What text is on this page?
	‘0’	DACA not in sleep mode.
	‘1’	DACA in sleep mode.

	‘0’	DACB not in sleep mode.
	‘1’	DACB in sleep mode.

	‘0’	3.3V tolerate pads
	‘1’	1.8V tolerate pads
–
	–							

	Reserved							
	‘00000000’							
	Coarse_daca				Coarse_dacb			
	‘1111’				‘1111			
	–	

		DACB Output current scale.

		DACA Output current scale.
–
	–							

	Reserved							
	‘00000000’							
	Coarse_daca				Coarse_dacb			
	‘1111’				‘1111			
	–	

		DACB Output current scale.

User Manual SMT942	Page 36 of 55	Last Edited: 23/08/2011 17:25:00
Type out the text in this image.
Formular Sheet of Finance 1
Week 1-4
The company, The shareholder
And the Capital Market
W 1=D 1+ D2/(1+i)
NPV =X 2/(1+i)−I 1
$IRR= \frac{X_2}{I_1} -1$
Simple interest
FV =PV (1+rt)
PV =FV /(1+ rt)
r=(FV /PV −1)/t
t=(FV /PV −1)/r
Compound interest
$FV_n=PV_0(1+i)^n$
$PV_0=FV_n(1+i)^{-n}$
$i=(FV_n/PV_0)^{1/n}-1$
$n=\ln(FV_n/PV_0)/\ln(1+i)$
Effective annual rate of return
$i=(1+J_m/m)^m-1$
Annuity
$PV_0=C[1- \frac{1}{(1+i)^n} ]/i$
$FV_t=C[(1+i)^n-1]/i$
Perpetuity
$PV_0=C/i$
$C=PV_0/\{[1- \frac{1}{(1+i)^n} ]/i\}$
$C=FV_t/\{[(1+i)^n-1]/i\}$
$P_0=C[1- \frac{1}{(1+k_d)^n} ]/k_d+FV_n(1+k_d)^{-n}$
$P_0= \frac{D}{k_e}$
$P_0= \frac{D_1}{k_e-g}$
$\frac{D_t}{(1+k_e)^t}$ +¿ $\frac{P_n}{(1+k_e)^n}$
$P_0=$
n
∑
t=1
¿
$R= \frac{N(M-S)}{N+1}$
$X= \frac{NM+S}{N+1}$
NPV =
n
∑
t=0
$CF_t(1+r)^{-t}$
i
════════
- _Your instructions_
Please reproduce each record precisely as written.

- _Output of the task_
What text is on this page?
	‘0’	DACA not in sleep mode.
	‘1’	DACA in sleep mode.

	‘0’	DACB not in sleep mode.
	‘1’	DACB in sleep mode.

	‘0’	3.3V tolerate pads
	‘1’	1.8V tolerate pads
–
	–							

	Reserved							
	‘00000000’							
	Coarse_daca				Coarse_dacb			
	‘1111’				‘1111			
	–	

		DACB Output current scale.

		DACA Output current scale.
–
	–							

	Reserved							
	‘00000000’							
	Coarse_daca				Coarse_dacb			
	‘1111’				‘1111			
	–	

		DACB Output current scale.

User Manual SMT942	Page 36 of 55	Last Edited: 23/08/2011 17:25:00
Type out the text in this image.
Formular Sheet of Finance 1
Week 1-4
The company, The shareholder
And the Capital Market
W 1=D 1+ D2/(1+i)
NPV =X 2/(1+i)−I 1
$IRR= \frac{X_2}{I_1} -1$
Simple interest
FV =PV (1+rt)
PV =FV /(1+ rt)
r=(FV /PV −1)/t
t=(FV /PV −1)/r
Compound interest
$FV_n=PV_0(1+i)^n$
$PV_0=FV_n(1+i)^{-n}$
$i=(FV_n/PV_0)^{1/n}-1$
$n=\ln(FV_n/PV_0)/\ln(1+i)$
Effective annual rate of return
$i=(1+J_m/m)^m-1$
Annuity
$PV_0=C[1- \frac{1}{(1+i)^n} ]/i$
$FV_t=C[(1+i)^n-1]/i$
Perpetuity
$PV_0=C/i$
$C=PV_0/\{[1- \frac{1}{(1+i)^n} ]/i\}$
$C=FV_t/\{[(1+i)^n-1]/i\}$
$P_0=C[1- \frac{1}{(1+k_d)^n} ]/k_d+FV_n(1+k_d)^{-n}$
$P_0= \frac{D}{k_e}$
$P_0= \frac{D_1}{k_e-g}$
$\frac{D_t}{(1+k_e)^t}$ +¿ $\frac{P_n}{(1+k_e)^n}$
$P_0=$
n
∑
t=1
¿
$R= \frac{N(M-S)}{N+1}$
$X= \frac{NM+S}{N+1}$
NPV =
n
∑
t=0
$CF_t(1+r)^{-t}$
i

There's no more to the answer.